● DATASET ENTRIES:
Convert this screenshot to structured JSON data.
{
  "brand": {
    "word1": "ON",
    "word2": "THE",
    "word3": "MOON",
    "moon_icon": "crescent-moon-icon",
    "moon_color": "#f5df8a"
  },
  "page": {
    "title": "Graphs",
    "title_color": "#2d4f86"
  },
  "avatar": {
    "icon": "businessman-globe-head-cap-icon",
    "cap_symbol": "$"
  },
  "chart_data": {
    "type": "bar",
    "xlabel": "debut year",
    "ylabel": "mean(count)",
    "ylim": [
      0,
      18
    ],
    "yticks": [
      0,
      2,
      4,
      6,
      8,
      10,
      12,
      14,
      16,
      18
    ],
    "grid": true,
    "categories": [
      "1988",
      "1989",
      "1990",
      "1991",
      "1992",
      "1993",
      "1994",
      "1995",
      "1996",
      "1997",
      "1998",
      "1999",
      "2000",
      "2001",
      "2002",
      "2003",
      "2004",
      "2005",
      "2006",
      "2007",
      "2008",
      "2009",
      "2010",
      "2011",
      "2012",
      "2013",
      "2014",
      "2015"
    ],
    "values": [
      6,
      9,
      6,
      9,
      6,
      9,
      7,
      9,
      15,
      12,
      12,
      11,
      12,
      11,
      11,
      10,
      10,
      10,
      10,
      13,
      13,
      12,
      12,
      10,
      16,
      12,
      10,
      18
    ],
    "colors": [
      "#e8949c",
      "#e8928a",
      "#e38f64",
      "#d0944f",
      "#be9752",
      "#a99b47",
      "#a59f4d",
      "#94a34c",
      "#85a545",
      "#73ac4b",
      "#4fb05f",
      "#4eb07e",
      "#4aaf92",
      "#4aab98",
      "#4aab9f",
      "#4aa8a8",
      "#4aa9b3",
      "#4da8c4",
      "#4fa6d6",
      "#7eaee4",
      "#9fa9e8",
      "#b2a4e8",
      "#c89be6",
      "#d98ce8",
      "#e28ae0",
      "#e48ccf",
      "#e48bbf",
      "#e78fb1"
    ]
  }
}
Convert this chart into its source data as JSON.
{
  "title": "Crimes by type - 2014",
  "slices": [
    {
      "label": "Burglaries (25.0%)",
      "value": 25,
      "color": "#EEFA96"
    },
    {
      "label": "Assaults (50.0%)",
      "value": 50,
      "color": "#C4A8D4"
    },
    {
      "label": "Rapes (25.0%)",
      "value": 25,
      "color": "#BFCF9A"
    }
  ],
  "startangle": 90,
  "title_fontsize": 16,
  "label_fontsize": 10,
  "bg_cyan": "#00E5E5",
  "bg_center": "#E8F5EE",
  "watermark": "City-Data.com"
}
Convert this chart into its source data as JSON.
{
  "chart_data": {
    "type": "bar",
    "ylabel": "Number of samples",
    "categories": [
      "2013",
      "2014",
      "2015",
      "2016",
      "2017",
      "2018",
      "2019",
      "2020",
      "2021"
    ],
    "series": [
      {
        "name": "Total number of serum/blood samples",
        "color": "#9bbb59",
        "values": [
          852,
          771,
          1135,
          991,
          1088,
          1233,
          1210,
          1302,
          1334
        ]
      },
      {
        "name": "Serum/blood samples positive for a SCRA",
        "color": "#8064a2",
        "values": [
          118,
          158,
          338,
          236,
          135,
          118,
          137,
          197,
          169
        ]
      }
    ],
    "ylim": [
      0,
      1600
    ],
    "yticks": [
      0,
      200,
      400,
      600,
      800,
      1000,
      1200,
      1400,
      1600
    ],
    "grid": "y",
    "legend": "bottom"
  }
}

● TASK STATEMENT: Write the number of lines containing the word "name" and nothing besides it.

● RESULT OF THE EXERCISE: 2